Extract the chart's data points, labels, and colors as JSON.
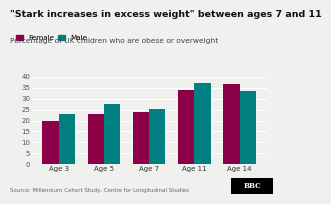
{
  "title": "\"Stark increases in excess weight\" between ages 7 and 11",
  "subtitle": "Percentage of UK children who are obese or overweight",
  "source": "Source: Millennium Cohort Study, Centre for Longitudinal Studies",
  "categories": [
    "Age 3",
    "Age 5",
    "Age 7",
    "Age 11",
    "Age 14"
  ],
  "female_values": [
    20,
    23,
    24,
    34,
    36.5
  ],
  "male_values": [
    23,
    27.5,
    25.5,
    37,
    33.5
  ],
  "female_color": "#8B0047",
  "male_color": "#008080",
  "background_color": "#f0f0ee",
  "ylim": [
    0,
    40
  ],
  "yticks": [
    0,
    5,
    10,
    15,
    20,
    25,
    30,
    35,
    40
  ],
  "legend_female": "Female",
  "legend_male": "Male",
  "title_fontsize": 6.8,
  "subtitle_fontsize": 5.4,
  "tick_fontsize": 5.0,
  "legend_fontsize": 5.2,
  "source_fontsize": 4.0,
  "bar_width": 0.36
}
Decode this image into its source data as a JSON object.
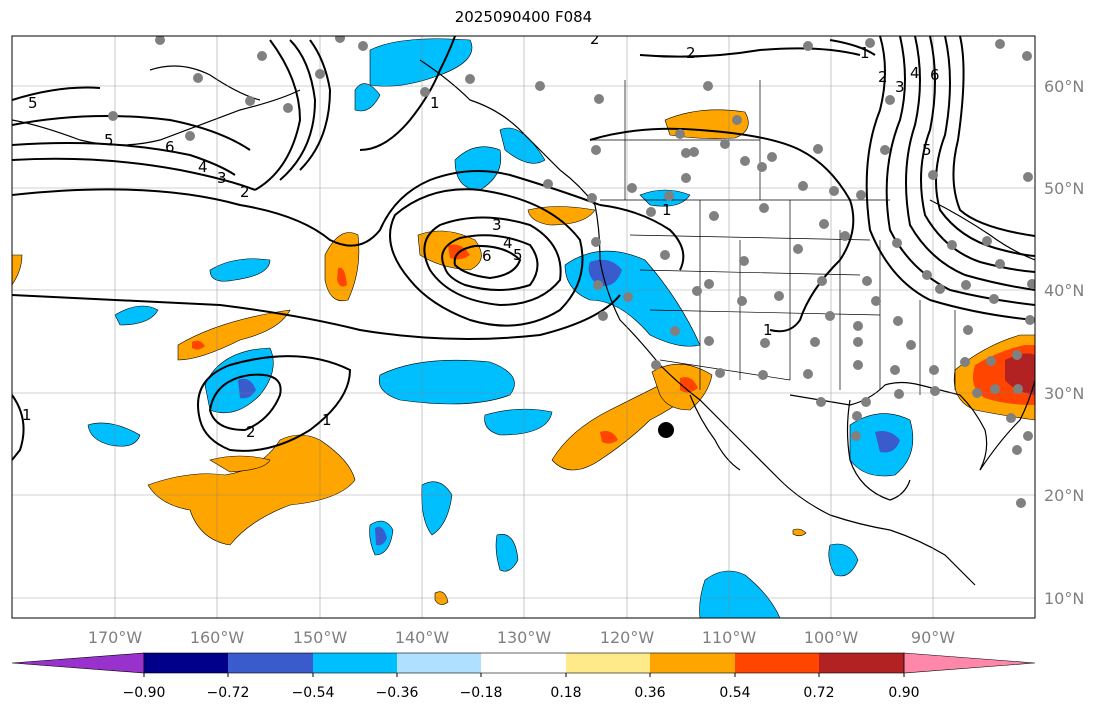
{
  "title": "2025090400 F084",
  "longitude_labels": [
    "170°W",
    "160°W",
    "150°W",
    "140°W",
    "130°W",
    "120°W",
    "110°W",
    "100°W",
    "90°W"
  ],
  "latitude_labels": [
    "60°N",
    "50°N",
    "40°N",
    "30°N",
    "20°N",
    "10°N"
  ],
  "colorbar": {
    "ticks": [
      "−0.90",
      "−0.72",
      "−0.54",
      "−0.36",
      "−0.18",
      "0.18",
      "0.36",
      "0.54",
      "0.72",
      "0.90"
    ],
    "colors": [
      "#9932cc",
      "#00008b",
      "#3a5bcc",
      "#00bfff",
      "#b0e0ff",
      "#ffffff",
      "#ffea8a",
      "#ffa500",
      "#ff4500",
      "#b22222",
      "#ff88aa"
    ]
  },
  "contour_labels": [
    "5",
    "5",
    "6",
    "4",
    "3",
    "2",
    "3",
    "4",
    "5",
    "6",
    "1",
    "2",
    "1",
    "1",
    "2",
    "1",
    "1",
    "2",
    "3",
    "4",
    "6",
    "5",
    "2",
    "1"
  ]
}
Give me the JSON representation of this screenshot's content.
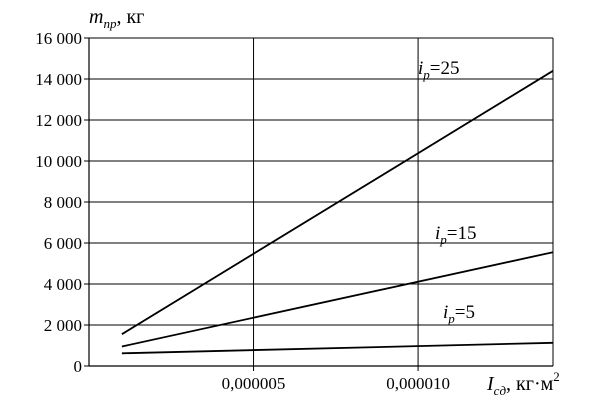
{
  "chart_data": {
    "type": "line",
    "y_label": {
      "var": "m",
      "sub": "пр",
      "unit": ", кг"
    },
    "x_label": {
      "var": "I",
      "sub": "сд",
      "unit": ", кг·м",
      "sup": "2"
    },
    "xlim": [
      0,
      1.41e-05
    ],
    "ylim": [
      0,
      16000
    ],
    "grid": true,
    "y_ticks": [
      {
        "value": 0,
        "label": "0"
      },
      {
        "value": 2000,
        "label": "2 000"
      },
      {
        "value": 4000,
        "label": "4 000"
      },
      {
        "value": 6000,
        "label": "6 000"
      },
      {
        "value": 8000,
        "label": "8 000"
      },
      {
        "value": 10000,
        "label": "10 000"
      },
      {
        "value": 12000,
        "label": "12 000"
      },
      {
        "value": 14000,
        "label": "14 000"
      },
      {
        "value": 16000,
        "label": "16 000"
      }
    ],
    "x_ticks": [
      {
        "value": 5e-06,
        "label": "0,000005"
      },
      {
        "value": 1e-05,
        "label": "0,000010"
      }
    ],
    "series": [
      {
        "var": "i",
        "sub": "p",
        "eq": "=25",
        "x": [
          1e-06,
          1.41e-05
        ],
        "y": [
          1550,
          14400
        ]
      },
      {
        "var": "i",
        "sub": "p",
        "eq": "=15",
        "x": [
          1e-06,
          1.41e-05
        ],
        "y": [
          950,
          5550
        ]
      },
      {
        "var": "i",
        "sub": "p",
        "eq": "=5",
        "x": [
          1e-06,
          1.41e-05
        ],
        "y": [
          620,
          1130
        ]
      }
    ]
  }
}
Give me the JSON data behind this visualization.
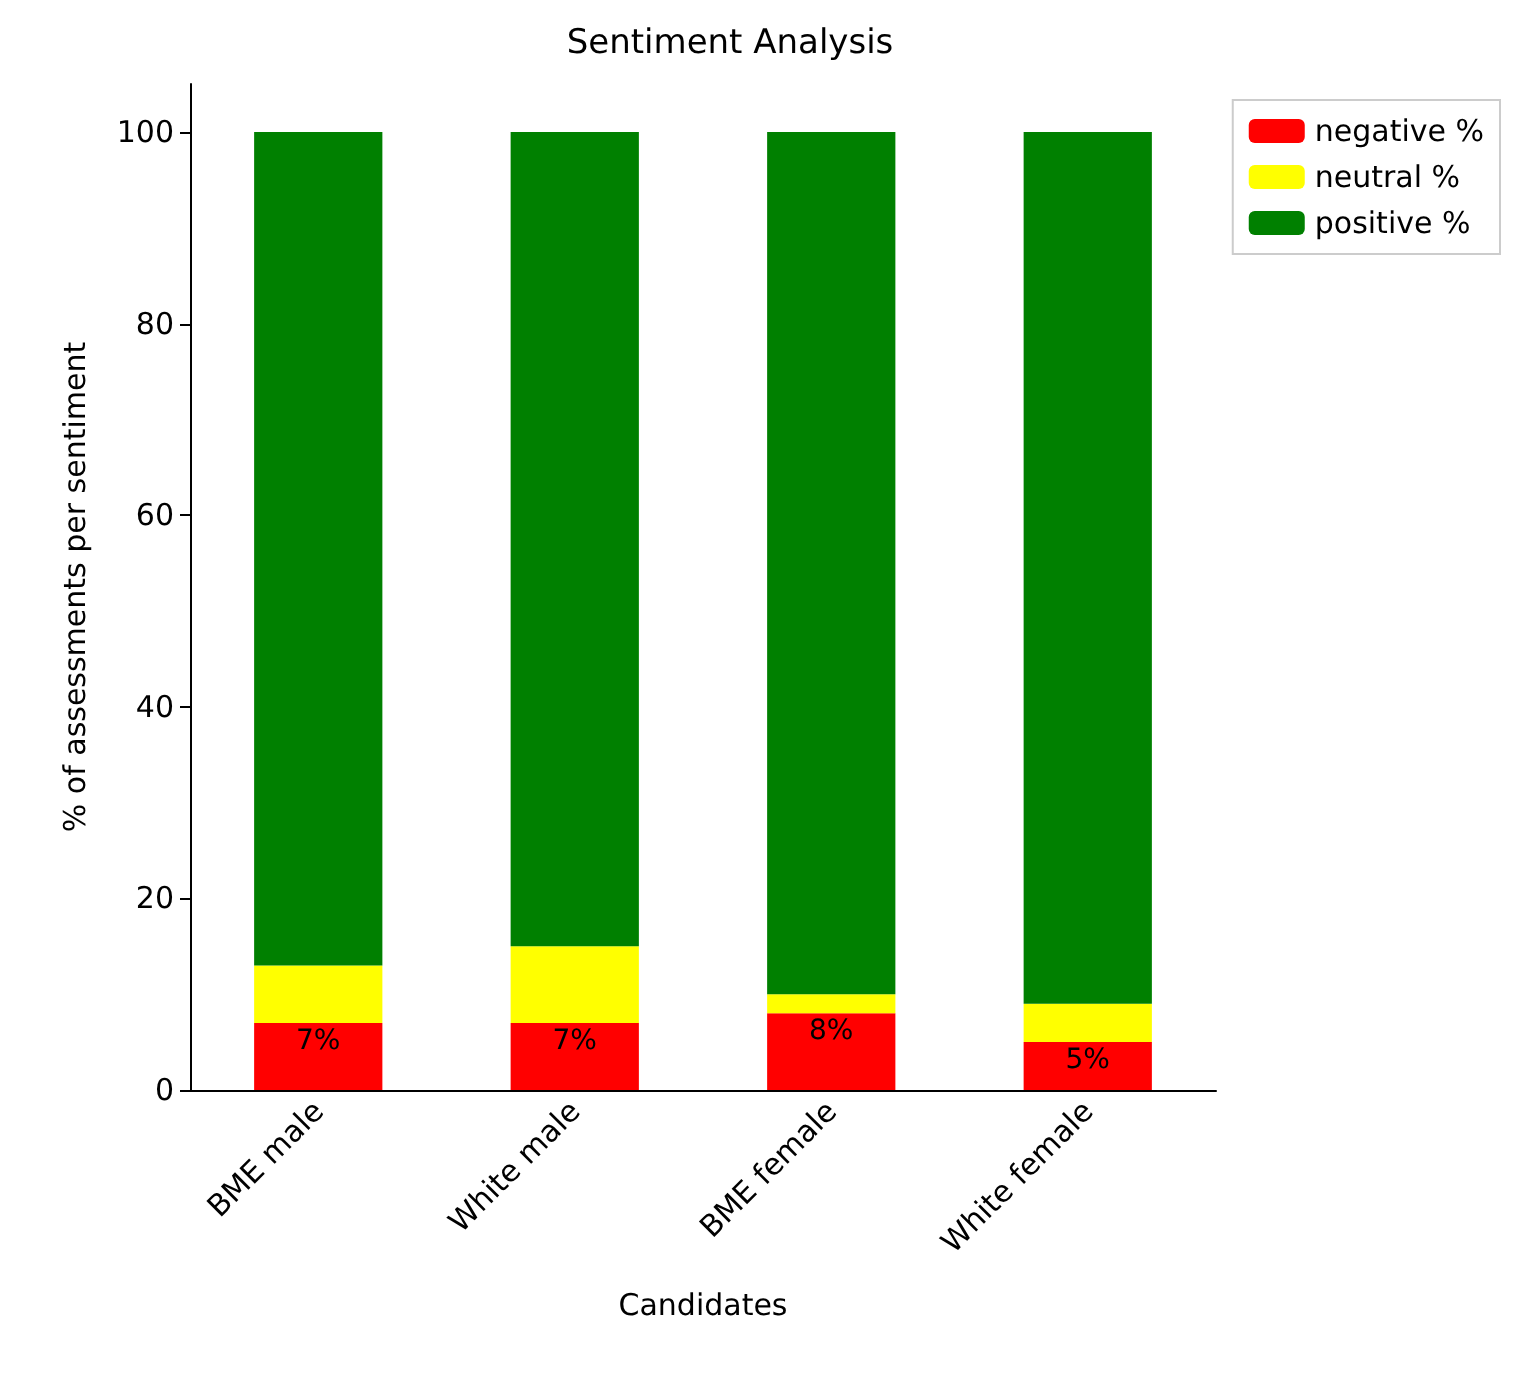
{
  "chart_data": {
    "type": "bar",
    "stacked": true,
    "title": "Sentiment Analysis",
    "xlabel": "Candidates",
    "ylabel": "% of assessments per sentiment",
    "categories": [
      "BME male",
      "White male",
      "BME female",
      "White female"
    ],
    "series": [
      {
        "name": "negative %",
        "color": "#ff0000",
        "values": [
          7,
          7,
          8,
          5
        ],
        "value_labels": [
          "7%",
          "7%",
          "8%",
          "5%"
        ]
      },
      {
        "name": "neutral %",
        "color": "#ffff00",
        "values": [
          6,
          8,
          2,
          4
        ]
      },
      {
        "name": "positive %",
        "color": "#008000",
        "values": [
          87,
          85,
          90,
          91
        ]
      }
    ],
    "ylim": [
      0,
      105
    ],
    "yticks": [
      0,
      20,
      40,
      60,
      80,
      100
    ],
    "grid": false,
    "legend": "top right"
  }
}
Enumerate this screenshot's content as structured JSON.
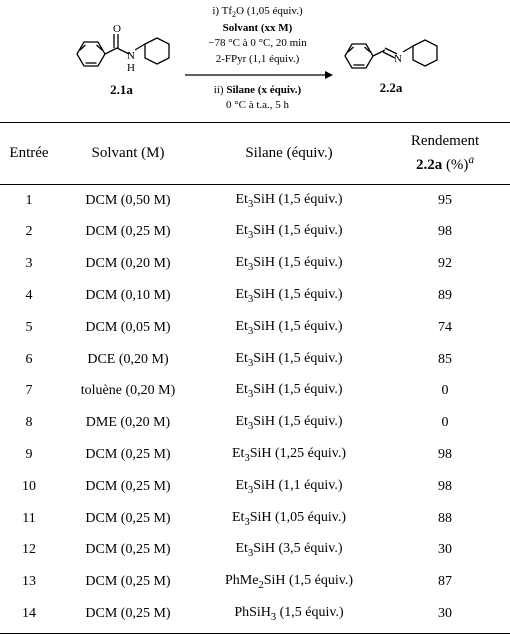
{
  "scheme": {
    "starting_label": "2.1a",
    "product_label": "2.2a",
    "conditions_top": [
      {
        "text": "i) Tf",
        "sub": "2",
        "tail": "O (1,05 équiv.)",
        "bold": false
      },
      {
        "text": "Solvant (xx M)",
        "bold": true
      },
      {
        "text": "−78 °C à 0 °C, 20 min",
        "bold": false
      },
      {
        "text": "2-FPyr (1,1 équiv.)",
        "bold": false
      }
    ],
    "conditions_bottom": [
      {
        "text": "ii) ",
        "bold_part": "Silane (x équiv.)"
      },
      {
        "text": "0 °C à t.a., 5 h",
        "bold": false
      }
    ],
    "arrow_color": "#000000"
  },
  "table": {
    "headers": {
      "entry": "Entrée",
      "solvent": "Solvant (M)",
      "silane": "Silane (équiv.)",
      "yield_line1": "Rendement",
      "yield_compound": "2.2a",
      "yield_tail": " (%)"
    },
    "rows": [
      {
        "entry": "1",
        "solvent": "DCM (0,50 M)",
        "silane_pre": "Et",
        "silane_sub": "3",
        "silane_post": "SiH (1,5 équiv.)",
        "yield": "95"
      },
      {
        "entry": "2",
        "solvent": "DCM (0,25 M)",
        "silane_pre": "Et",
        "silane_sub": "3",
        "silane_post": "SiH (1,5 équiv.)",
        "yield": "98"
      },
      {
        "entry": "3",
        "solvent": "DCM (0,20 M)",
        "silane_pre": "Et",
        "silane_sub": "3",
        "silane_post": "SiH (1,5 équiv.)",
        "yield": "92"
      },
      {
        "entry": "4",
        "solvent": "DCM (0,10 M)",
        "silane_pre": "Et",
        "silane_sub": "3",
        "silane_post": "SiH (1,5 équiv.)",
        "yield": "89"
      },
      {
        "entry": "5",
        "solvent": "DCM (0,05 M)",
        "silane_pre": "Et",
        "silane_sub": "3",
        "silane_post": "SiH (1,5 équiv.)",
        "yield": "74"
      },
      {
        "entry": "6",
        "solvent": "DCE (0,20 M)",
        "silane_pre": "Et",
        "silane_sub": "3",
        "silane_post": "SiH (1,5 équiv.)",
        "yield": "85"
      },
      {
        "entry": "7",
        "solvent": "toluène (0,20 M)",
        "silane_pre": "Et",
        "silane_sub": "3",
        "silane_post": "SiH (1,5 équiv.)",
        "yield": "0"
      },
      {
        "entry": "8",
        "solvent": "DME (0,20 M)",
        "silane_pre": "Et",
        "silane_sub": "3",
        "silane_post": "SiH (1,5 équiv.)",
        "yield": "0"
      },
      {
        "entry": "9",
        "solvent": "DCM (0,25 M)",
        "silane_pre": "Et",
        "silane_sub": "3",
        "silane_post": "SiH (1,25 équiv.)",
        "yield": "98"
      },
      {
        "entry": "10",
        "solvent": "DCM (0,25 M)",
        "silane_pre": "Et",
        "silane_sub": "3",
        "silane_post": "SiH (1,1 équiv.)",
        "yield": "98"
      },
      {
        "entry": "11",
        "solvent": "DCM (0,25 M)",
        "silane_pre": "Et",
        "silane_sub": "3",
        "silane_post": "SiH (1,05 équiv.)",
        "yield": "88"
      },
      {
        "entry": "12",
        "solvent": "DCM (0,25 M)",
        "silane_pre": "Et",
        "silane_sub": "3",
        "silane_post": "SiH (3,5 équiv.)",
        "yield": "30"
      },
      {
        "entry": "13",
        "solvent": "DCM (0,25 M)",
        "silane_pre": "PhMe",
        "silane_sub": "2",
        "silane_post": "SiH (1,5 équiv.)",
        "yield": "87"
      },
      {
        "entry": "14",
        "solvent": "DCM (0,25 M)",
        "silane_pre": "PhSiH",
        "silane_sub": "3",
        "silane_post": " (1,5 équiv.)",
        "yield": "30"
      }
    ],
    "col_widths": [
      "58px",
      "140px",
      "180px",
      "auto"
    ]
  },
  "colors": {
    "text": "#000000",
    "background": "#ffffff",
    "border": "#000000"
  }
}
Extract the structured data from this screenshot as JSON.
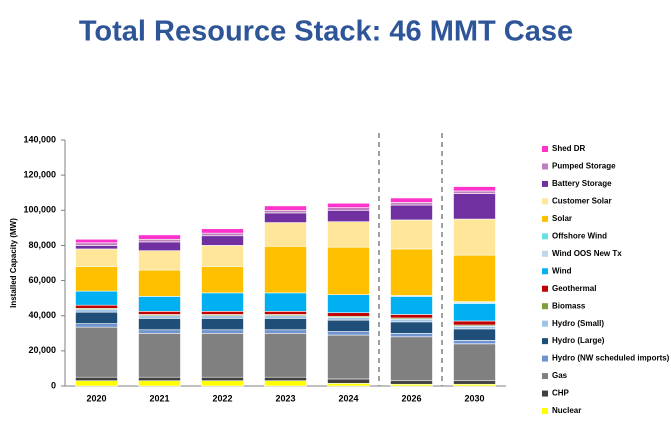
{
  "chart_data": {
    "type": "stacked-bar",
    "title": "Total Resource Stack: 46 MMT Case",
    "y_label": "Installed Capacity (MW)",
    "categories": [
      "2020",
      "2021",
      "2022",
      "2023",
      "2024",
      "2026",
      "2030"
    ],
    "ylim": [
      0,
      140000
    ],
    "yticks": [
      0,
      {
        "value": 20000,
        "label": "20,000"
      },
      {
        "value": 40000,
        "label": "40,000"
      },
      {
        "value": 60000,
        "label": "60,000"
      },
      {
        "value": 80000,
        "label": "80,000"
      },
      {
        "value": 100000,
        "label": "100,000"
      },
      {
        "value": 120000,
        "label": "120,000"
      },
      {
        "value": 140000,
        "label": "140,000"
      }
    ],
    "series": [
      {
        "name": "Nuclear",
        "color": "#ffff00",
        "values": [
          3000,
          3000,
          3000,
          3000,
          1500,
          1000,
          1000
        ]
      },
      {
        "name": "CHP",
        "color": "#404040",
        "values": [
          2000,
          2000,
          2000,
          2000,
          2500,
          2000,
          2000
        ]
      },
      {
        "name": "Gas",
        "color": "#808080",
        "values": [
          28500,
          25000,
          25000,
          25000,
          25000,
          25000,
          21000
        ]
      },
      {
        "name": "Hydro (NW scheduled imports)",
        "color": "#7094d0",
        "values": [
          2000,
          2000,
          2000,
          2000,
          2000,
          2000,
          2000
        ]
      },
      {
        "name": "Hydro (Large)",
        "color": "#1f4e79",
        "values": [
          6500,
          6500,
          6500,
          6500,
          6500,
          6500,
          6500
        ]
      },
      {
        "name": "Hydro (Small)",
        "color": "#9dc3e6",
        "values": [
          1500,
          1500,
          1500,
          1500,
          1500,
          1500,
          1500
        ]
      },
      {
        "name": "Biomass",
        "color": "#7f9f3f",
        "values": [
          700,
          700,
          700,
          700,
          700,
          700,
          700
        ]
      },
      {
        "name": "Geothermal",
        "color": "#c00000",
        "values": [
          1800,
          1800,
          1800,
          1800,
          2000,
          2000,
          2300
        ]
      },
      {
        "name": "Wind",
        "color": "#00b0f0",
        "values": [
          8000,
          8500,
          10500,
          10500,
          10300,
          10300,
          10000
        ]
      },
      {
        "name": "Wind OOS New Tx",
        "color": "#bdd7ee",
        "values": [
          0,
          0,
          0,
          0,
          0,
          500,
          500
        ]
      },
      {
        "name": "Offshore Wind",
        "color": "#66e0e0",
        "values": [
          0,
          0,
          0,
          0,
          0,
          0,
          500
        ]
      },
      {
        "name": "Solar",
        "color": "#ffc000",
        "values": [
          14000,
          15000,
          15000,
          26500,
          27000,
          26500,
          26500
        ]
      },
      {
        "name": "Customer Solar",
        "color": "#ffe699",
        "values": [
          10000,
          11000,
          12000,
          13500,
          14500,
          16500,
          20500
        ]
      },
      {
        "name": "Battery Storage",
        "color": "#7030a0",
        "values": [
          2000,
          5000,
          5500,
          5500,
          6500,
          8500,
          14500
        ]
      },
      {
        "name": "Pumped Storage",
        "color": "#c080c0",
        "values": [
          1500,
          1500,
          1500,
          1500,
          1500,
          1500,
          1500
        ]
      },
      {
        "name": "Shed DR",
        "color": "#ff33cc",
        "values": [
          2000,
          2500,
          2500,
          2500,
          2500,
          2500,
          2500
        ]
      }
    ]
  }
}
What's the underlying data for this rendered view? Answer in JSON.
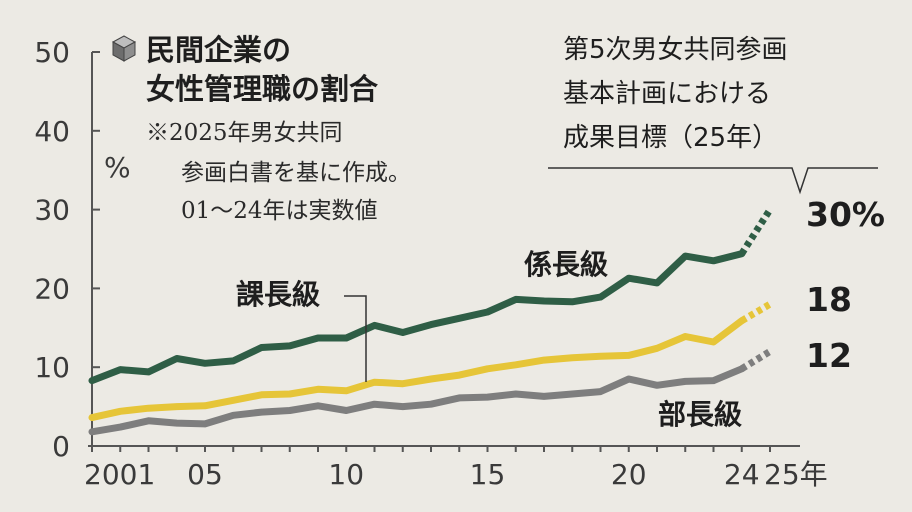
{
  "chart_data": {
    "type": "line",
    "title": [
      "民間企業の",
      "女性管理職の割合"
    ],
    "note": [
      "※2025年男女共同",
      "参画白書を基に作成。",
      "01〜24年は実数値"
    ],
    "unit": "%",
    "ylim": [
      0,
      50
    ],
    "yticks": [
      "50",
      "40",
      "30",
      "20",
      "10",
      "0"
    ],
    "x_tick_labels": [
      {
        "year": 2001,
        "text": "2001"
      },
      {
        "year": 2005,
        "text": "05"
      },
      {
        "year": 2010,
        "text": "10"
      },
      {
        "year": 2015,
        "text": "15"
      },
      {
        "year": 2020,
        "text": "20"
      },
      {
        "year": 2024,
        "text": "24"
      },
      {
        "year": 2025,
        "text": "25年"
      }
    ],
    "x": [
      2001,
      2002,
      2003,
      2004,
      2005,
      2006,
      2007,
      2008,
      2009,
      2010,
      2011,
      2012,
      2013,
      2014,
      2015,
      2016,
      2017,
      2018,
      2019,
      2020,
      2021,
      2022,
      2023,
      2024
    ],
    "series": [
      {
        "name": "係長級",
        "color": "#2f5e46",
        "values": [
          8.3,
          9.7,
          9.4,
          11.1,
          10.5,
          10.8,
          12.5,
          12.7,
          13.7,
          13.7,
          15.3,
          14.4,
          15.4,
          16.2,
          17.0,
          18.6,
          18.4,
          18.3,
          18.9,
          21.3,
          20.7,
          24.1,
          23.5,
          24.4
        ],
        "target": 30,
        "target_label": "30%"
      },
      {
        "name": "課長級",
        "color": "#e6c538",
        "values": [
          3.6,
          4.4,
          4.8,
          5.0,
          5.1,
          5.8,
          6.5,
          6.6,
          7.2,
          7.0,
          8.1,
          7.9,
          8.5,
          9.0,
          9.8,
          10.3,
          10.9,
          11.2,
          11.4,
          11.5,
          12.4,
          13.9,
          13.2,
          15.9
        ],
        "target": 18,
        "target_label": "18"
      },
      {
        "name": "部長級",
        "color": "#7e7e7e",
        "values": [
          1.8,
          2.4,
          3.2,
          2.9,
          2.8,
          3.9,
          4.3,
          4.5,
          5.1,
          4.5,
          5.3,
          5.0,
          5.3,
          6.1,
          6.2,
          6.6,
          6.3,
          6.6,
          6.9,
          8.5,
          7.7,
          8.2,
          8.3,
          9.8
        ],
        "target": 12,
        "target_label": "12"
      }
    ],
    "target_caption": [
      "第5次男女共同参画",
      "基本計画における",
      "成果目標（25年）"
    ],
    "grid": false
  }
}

____

Count every line in the data where the string "JSON" occurs. Give nothing except the number.

7